[Saved entries]
^^^^^^^^
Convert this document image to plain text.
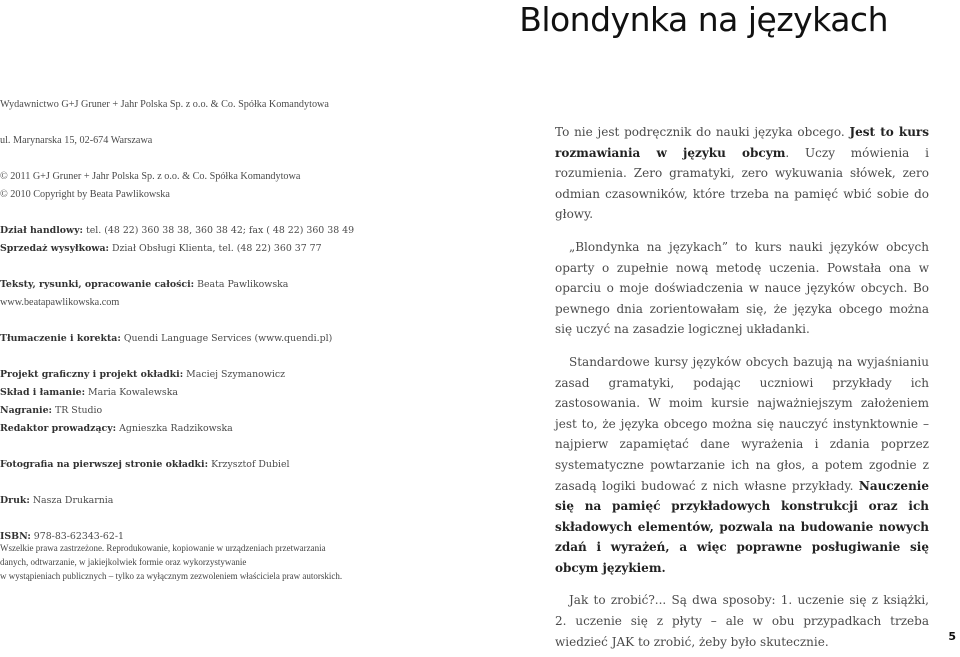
Blondynka na językach

Wydawnictwo G+J Gruner + Jahr Polska Sp. z o.o. & Co. Spółka Komandytowa

ul. Marynarska 15, 02-674 Warszawa

© 2011 G+J Gruner + Jahr Polska Sp. z o.o. & Co. Spółka Komandytowa

© 2010 Copyright by Beata Pawlikowska

Dział handlowy: tel. (48 22) 360 38 38, 360 38 42; fax ( 48 22) 360 38 49

Sprzedaż wysyłkowa: Dział Obsługi Klienta, tel. (48 22) 360 37 77

Teksty, rysunki, opracowanie całości: Beata Pawlikowska

www.beatapawlikowska.com

Tłumaczenie i korekta: Quendi Language Services (www.quendi.pl)

Projekt graficzny i projekt okładki: Maciej Szymanowicz

Skład i łamanie: Maria Kowalewska

Nagranie: TR Studio

Redaktor prowadzący: Agnieszka Radzikowska

Fotografia na pierwszej stronie okładki: Krzysztof Dubiel

Druk: Nasza Drukarnia

ISBN: 978-83-62343-62-1

Wszelkie prawa zastrzeżone. Reprodukowanie, kopiowanie w urządzeniach przetwarzania

danych, odtwarzanie, w jakiejkolwiek formie oraz wykorzystywanie

w wystąpieniach publicznych – tylko za wyłącznym zezwoleniem właściciela praw autorskich.

To nie jest podręcznik do nauki języka obcego. Jest to kurs rozmawiania w języku obcym. Uczy mówienia i rozumienia. Zero gramatyki, zero wykuwania słówek, zero odmian czasowników, które trzeba na pamięć wbić sobie do głowy.

„Blondynka na językach” to kurs nauki języków obcych oparty o zupełnie nową metodę uczenia. Powstała ona w oparciu o moje doświadczenia w nauce języków obcych. Bo pewnego dnia zorientowałam się, że języka obcego można się uczyć na zasadzie logicznej układanki.

Standardowe kursy języków obcych bazują na wyjaśnianiu zasad gramatyki, podając uczniowi przykłady ich zastosowania. W moim kursie najważniejszym założeniem jest to, że języka obcego można się nauczyć instynktownie – najpierw zapamiętać dane wyrażenia i zdania poprzez systematyczne powtarzanie ich na głos, a potem zgodnie z zasadą logiki budować z nich własne przykłady. Nauczenie się na pamięć przykładowych konstrukcji oraz ich składowych elementów, pozwala na budowanie nowych zdań i wyrażeń, a więc poprawne posługiwanie się obcym językiem.

Jak to zrobić?... Są dwa sposoby: 1. uczenie się z książki, 2. uczenie się z płyty – ale w obu przypadkach trzeba wiedzieć JAK to zrobić, żeby było skutecznie.	5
^^^^^^^^
Goal: Repeat everything in the records precisely. Images are excluded from the copy.

Output for this exercise:
Convert this document image to plain text.
Blondynka na językach

Wydawnictwo G+J Gruner + Jahr Polska Sp. z o.o. & Co. Spółka Komandytowa

ul. Marynarska 15, 02-674 Warszawa

© 2011 G+J Gruner + Jahr Polska Sp. z o.o. & Co. Spółka Komandytowa

© 2010 Copyright by Beata Pawlikowska

Dział handlowy: tel. (48 22) 360 38 38, 360 38 42; fax ( 48 22) 360 38 49

Sprzedaż wysyłkowa: Dział Obsługi Klienta, tel. (48 22) 360 37 77

Teksty, rysunki, opracowanie całości: Beata Pawlikowska

www.beatapawlikowska.com

Tłumaczenie i korekta: Quendi Language Services (www.quendi.pl)

Projekt graficzny i projekt okładki: Maciej Szymanowicz

Skład i łamanie: Maria Kowalewska

Nagranie: TR Studio

Redaktor prowadzący: Agnieszka Radzikowska

Fotografia na pierwszej stronie okładki: Krzysztof Dubiel

Druk: Nasza Drukarnia

ISBN: 978-83-62343-62-1

Wszelkie prawa zastrzeżone. Reprodukowanie, kopiowanie w urządzeniach przetwarzania

danych, odtwarzanie, w jakiejkolwiek formie oraz wykorzystywanie

w wystąpieniach publicznych – tylko za wyłącznym zezwoleniem właściciela praw autorskich.

To nie jest podręcznik do nauki języka obcego. Jest to kurs rozmawiania w języku obcym. Uczy mówienia i rozumienia. Zero gramatyki, zero wykuwania słówek, zero odmian czasowników, które trzeba na pamięć wbić sobie do głowy.

„Blondynka na językach” to kurs nauki języków obcych oparty o zupełnie nową metodę uczenia. Powstała ona w oparciu o moje doświadczenia w nauce języków obcych. Bo pewnego dnia zorientowałam się, że języka obcego można się uczyć na zasadzie logicznej układanki.

Standardowe kursy języków obcych bazują na wyjaśnianiu zasad gramatyki, podając uczniowi przykłady ich zastosowania. W moim kursie najważniejszym założeniem jest to, że języka obcego można się nauczyć instynktownie – najpierw zapamiętać dane wyrażenia i zdania poprzez systematyczne powtarzanie ich na głos, a potem zgodnie z zasadą logiki budować z nich własne przykłady. Nauczenie się na pamięć przykładowych konstrukcji oraz ich składowych elementów, pozwala na budowanie nowych zdań i wyrażeń, a więc poprawne posługiwanie się obcym językiem.

Jak to zrobić?... Są dwa sposoby: 1. uczenie się z książki, 2. uczenie się z płyty – ale w obu przypadkach trzeba wiedzieć JAK to zrobić, żeby było skutecznie.	5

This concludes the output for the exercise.